Task: Reproduce the portion of the forum thread below on the missing default gateway between "When you do" and "the wired interface.", inclusive, swapping "interface" for "adapter".

Passage to read:
## BEGIN
# Connection issues: no Default Gateway showing under ipconfig...



## mrdazzo7 (Jan 8, 2006)

Hopefully a network-inclined board member can offer some suggestions here Long story short, I unsuccessfully tried to add a wireless expander to my network, using my desktop pc as a test subject. I managed to connect to it, But I was only connected to the _network_, and unable to get "out" to the net.

At that point I disconnected the expander, deleted the new network profile from my wireless utility, and connected to the original network. Again, connected to the network, but not out to the internet. I then deleted all profiles, rebooted my comp, then found and re-established my connection to my network--basically as if the whole expander debacle never happened.

I am still unable to get out to the net. I thought maybe it was the router, but I'm 100% fine on my playstation, tivo, and my laptop. I tried to do ipconfig/release but it tells me it can't peform operation on disconnected media (?). But when I do ipconfig, I get an IP addy and a Subnet mask, but no "Default Gateway" - I think that's the missing piece.

Any idea on what I can do from the comp here? I can't reset the router at this point because it's unreachable at the moment. I don't think that's it though because everything else is working totally fine. It's gotta be something on the computer itself.


----------



## oViTynoT (May 18, 2007)

I agree with you. If the other clients can access the internet, the fault doesn't lie with the router.

When you do an IPCONFIG, you need to make sure you specify the interface to act on. If you have both a WIRED and WIRELESS interface, chances are, you're defaulting to the wired interface.

An ipconfig /release WON'T work on disconnected media because there's nothing to release. The DHCP lease isn't active when there's no physical link active. Technically, you still own the lease, but... anyway...

So, do

ipconfig /all

Find the name of the WIRELESS side you're trying to touch. For example, mine shows:

Ethernet adapter Wired Network Connection:

Connection-specific DNS Suffix . : (hidden)
Description . . . . . . . . . . . : Broadcom NetXtreme 57xx Gigabit Controller #9
Physical Address. . . . . . . . . : (hidden)
Dhcp Enabled. . . . . . . . . . . : Yes
Autoconfiguration Enabled . . . . : No
IP Address. . . . . . . . . . . . : (hidden)
## END
Supplied information:
## BEGIN
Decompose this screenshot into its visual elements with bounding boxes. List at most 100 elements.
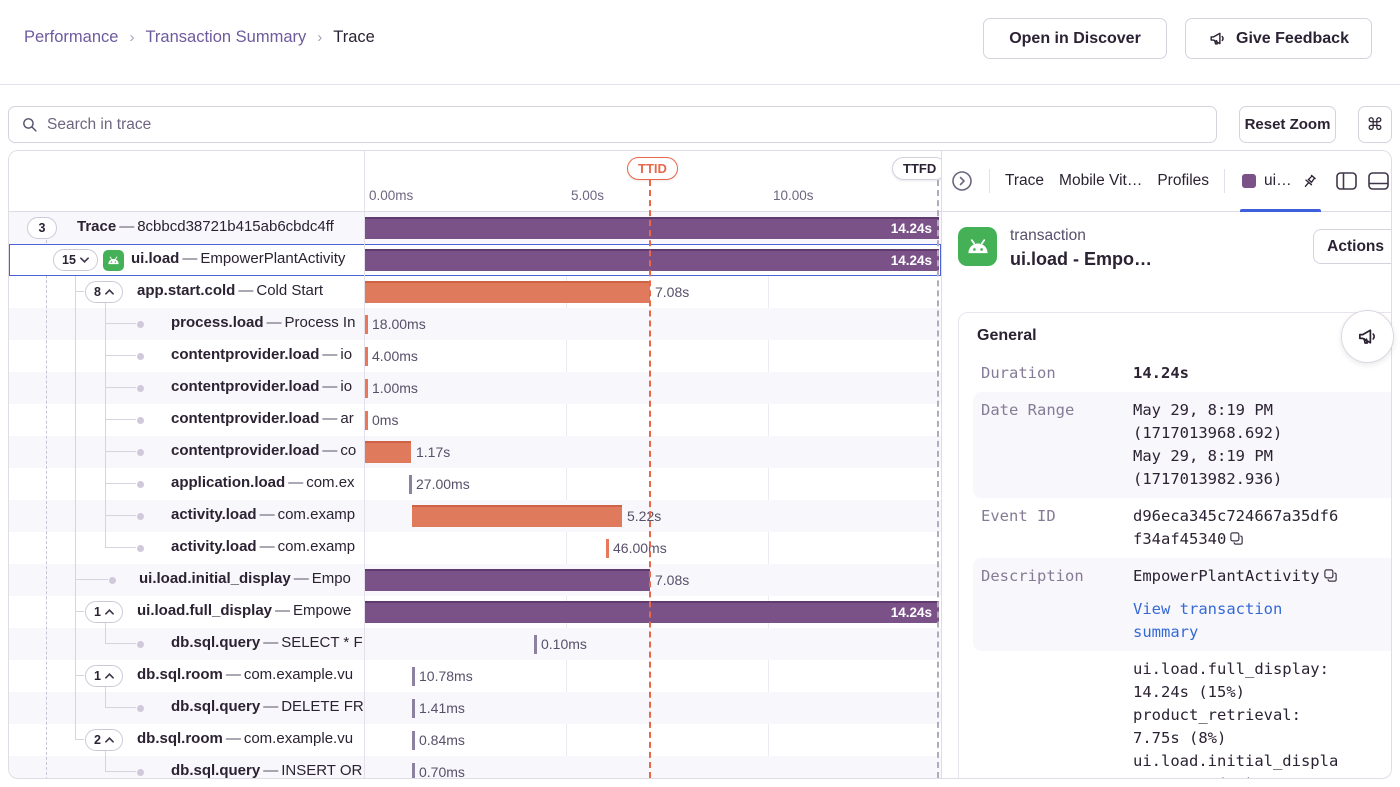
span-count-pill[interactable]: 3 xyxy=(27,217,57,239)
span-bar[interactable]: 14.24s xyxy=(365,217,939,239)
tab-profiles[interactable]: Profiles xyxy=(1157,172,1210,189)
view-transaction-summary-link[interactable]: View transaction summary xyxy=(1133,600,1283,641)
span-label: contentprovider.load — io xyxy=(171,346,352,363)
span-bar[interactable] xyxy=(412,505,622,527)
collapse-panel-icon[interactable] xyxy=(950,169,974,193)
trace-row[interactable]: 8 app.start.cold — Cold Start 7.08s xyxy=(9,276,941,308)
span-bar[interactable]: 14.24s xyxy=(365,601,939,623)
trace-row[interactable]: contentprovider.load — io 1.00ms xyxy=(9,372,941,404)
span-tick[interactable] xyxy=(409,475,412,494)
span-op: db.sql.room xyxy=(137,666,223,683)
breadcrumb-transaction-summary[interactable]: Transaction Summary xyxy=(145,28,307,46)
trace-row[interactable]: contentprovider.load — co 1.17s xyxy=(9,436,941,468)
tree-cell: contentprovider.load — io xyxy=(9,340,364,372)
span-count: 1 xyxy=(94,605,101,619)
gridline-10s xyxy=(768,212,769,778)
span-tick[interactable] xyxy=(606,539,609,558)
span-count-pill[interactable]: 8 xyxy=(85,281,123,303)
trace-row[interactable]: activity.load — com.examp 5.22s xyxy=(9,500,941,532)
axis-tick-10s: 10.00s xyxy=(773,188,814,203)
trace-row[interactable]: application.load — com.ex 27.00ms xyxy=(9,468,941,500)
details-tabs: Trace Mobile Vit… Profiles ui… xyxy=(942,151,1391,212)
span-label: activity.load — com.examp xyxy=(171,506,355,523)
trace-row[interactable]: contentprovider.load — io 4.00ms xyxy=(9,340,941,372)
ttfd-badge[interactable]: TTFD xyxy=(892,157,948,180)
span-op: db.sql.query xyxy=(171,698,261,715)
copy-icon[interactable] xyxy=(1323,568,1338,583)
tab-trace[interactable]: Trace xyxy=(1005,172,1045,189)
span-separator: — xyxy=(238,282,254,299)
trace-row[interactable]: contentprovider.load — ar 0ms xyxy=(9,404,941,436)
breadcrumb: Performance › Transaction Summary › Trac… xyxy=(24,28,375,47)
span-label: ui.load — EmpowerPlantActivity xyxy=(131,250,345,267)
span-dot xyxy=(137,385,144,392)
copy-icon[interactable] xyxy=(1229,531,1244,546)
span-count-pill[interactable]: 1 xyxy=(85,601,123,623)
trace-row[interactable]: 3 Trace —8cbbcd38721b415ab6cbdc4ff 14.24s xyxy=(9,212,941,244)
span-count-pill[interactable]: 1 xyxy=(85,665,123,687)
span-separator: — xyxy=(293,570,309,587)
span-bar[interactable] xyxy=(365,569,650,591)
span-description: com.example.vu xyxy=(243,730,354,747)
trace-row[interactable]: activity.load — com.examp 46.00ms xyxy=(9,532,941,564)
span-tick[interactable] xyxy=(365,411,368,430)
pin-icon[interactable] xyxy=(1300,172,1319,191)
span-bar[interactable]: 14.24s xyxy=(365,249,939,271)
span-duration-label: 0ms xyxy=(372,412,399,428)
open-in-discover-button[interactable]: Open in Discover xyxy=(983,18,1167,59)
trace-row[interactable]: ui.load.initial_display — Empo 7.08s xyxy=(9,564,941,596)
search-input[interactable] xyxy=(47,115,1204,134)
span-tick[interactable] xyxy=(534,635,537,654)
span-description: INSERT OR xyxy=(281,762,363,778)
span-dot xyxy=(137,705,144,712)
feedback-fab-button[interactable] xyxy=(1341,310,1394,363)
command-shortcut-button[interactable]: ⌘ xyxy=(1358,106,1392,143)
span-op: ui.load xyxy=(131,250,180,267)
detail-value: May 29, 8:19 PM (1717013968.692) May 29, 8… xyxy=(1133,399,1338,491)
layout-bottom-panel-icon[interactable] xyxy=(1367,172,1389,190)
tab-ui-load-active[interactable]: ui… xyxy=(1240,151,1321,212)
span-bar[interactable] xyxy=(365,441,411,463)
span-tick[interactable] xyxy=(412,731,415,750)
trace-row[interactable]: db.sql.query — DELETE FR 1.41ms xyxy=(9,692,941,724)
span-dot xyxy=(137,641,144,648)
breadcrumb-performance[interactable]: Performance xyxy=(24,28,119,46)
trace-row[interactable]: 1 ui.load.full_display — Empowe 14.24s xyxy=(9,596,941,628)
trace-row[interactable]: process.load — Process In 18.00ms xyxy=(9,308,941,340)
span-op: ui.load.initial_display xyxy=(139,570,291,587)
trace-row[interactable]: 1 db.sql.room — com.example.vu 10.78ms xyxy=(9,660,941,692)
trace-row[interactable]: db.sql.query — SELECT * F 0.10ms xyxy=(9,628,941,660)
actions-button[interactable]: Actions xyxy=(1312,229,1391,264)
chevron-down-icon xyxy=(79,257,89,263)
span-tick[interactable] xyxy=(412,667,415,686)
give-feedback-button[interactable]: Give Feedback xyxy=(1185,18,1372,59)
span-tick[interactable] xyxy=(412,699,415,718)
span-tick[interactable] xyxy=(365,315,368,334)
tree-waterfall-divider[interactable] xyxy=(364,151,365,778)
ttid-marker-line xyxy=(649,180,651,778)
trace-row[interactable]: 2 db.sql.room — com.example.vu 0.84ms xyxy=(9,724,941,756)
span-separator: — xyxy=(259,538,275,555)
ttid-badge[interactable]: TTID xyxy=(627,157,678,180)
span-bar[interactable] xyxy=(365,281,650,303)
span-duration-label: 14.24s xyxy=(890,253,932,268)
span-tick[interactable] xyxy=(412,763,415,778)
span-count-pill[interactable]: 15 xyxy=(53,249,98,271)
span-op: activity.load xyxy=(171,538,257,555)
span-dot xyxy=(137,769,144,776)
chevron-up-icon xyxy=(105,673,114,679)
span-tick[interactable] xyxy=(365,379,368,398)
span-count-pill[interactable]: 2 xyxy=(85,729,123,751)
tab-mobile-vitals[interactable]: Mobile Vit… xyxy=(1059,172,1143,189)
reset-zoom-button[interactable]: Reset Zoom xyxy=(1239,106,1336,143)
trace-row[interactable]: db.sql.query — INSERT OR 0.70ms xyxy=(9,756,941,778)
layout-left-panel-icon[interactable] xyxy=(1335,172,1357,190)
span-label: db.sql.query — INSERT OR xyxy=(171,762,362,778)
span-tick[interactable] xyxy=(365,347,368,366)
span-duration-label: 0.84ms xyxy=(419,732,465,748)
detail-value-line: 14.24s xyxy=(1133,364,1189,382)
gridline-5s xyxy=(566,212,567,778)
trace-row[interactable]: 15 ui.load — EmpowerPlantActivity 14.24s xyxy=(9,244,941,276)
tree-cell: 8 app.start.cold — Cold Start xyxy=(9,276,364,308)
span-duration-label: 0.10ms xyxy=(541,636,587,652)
## END
## BEGIN
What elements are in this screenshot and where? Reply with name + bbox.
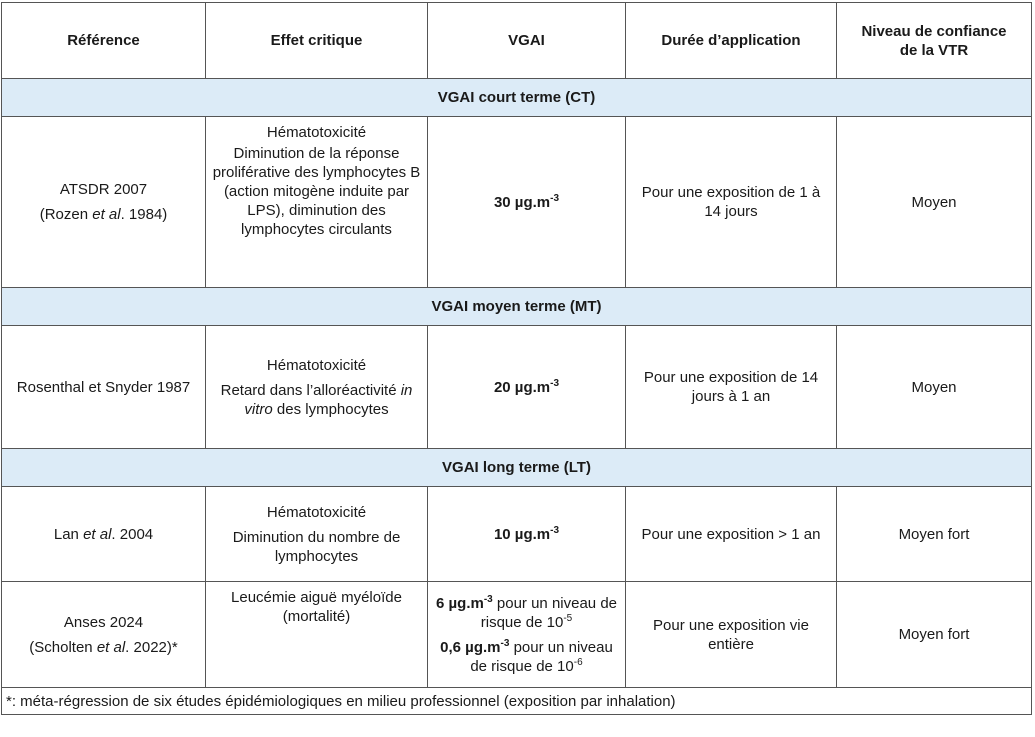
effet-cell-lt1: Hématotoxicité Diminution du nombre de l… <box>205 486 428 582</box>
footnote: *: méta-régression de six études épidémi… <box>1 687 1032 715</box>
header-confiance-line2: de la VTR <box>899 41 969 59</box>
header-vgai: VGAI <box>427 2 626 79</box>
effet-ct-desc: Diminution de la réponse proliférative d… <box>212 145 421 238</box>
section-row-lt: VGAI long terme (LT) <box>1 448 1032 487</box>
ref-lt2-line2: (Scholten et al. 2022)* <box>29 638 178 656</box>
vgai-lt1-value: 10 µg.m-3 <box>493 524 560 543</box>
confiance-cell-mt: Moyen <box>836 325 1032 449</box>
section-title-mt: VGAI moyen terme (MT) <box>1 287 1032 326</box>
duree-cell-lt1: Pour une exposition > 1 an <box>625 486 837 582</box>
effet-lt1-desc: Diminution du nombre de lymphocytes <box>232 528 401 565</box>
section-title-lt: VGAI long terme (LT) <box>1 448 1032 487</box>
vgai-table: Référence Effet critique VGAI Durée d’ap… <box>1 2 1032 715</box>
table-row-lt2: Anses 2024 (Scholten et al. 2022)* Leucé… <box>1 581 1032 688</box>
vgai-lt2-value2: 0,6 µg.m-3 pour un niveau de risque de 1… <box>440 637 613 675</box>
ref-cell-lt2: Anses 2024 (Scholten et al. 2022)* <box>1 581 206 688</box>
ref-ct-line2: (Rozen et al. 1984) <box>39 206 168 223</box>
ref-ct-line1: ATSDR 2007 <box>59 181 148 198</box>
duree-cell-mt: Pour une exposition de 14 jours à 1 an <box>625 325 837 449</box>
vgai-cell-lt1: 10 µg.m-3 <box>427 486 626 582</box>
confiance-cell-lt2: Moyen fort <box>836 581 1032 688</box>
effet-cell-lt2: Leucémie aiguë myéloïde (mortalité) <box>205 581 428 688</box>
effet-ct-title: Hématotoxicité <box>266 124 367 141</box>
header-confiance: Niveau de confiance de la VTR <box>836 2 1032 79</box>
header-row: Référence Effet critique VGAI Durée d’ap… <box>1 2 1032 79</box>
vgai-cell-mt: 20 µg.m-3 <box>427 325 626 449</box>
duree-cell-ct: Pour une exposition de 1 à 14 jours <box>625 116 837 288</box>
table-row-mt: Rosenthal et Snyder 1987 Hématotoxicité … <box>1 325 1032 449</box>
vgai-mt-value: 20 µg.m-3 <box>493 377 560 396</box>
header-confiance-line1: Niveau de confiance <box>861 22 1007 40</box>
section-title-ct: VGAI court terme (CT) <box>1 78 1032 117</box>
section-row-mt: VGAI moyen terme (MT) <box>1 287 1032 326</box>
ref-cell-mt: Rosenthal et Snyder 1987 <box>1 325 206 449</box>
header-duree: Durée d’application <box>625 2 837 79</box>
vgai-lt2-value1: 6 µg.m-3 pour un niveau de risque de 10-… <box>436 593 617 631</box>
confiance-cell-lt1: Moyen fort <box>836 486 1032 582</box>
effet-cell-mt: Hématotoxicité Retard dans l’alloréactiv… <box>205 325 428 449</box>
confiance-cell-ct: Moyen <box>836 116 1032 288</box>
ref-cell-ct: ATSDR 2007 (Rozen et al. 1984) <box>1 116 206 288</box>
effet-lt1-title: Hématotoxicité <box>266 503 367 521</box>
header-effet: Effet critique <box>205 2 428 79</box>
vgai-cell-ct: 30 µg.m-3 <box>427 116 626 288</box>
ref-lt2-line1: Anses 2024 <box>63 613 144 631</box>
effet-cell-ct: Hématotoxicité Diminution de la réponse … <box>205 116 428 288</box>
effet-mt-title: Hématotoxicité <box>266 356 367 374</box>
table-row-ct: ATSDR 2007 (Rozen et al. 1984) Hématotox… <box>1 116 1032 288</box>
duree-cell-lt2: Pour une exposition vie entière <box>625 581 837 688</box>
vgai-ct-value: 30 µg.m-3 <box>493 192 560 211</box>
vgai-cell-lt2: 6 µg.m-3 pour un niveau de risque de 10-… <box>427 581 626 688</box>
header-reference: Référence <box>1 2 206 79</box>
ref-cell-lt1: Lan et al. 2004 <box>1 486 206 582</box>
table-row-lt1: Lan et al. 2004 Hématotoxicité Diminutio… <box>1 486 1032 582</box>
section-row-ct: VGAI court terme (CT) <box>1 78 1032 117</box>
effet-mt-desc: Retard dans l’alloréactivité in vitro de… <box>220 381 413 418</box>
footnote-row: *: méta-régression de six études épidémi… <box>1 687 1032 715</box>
## END
Solution for this task:
When you do an IPCONFIG, you need to make sure you specify the adapter to act on. If you have both a WIRED and WIRELESS adapter, chances are, you're defaulting to the wired adapter.